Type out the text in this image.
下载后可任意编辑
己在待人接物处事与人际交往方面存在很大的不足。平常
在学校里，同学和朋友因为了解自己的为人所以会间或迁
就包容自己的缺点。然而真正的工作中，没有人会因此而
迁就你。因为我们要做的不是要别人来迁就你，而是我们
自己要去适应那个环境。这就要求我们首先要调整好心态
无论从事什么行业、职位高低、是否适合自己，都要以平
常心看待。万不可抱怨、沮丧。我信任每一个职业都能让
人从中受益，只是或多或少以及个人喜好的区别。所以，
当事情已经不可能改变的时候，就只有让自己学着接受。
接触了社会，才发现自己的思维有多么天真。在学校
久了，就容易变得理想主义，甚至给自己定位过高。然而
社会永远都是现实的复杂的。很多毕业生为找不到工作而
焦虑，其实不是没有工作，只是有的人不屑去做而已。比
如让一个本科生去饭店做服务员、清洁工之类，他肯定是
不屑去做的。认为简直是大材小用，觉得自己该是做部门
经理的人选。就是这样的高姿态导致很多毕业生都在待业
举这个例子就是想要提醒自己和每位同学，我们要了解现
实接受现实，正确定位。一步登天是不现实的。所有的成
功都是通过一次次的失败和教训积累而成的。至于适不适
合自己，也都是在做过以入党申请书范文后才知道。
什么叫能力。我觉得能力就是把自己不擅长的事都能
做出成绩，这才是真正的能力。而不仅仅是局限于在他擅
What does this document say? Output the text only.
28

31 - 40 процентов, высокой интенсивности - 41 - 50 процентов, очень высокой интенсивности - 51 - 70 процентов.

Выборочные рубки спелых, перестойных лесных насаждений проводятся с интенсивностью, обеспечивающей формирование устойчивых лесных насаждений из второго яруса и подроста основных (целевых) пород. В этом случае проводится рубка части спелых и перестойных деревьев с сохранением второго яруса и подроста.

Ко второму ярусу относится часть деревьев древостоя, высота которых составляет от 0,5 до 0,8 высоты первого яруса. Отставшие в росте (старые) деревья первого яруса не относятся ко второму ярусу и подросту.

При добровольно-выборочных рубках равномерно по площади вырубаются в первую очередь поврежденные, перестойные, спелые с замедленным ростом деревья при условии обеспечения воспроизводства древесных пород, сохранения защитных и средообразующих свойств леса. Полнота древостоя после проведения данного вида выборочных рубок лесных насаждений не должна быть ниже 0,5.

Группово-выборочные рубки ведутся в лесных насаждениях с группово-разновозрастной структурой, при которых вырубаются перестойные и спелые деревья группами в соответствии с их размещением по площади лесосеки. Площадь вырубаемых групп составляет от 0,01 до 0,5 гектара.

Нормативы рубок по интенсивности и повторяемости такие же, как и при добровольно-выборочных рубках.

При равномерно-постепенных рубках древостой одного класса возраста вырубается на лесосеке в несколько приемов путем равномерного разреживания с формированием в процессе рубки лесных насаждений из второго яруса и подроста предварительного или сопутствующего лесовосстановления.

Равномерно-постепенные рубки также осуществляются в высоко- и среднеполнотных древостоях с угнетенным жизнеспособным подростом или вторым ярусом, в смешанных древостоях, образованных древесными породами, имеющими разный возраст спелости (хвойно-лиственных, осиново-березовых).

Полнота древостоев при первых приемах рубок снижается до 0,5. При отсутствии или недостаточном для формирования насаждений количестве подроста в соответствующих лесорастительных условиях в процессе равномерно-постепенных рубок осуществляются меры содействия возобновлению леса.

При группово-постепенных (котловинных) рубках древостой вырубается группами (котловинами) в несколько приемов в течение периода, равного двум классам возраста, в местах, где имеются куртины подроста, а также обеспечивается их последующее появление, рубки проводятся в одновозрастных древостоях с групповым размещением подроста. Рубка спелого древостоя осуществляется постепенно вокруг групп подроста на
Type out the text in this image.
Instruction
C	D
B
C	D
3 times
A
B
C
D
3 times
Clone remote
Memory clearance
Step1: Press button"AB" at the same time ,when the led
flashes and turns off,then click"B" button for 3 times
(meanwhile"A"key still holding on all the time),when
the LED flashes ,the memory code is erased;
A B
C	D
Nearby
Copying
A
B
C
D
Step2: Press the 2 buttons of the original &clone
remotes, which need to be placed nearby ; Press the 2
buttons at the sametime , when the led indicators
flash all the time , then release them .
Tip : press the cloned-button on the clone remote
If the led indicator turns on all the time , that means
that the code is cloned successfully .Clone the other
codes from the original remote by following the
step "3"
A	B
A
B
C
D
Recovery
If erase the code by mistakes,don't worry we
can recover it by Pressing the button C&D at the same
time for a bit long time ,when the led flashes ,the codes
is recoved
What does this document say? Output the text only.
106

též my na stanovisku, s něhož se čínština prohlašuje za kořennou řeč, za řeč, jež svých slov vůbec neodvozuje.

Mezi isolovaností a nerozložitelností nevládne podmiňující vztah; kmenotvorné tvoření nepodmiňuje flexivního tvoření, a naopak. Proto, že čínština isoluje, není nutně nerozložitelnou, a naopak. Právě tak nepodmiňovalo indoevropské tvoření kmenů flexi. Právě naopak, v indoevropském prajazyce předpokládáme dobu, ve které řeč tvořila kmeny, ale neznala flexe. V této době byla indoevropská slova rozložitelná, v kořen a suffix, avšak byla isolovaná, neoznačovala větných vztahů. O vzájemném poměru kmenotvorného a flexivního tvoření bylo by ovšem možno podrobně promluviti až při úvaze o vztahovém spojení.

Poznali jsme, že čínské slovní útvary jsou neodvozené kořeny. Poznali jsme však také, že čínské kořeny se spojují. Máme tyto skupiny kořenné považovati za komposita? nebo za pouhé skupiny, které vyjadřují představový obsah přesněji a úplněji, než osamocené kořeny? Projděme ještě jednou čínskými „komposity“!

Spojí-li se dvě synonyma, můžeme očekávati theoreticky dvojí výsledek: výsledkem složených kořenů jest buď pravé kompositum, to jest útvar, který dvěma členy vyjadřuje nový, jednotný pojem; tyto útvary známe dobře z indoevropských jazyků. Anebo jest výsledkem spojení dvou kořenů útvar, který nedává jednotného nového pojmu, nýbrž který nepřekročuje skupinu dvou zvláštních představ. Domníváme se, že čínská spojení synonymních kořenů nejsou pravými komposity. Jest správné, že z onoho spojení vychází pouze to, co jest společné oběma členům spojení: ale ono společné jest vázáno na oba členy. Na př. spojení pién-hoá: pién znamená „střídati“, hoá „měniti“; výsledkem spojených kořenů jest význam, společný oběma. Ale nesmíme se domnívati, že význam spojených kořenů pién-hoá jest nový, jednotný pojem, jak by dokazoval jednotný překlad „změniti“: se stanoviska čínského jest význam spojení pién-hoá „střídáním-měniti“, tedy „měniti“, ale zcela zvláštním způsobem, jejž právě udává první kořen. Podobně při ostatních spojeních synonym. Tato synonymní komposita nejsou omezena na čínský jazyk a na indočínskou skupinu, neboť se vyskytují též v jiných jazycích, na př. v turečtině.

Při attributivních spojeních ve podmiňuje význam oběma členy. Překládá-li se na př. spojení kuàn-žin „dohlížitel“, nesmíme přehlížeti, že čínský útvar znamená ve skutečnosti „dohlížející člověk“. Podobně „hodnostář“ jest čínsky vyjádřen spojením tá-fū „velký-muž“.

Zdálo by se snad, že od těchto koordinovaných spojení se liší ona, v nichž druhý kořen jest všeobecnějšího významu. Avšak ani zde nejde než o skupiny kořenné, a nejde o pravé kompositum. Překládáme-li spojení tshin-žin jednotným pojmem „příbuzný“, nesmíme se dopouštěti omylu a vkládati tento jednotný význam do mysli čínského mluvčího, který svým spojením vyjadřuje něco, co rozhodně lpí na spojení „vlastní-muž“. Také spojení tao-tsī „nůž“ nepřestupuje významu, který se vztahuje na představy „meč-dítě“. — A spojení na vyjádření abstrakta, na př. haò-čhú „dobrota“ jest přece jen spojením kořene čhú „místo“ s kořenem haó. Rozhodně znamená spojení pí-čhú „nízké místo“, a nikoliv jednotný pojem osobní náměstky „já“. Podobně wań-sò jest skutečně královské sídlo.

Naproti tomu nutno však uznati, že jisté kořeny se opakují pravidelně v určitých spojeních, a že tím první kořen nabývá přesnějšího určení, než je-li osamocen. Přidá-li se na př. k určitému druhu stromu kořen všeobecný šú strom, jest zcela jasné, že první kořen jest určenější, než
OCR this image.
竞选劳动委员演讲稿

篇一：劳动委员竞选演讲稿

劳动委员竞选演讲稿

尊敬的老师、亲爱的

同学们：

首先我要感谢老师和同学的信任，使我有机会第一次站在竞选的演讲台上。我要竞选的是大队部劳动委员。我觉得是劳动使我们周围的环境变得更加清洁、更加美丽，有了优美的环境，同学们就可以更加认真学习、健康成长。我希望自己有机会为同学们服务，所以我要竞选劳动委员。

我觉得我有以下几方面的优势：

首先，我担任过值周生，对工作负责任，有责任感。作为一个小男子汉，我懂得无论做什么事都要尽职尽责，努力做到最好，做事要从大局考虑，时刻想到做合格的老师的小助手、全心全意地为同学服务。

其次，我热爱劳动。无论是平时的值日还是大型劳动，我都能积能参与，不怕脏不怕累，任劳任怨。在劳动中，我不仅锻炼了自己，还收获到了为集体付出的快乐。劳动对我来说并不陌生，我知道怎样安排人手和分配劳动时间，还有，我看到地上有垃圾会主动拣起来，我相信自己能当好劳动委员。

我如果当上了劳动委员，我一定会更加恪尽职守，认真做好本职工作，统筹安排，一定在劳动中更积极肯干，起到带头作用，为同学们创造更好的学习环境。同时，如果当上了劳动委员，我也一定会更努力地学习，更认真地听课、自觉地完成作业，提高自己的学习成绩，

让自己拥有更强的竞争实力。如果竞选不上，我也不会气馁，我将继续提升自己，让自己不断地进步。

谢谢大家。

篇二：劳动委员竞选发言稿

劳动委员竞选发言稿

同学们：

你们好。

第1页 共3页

****

▶ **PROBLEM TO WORK ON**
Filter the records above for "when" and copy every matching line.

▶ **EXERCISE ANSWER**
Step1: Press button"AB" at the same time ,when the led
(meanwhile"A"key still holding on all the time),when
buttons at the sametime , when the led indicators
time for a bit long time ,when the led flashes ,the codes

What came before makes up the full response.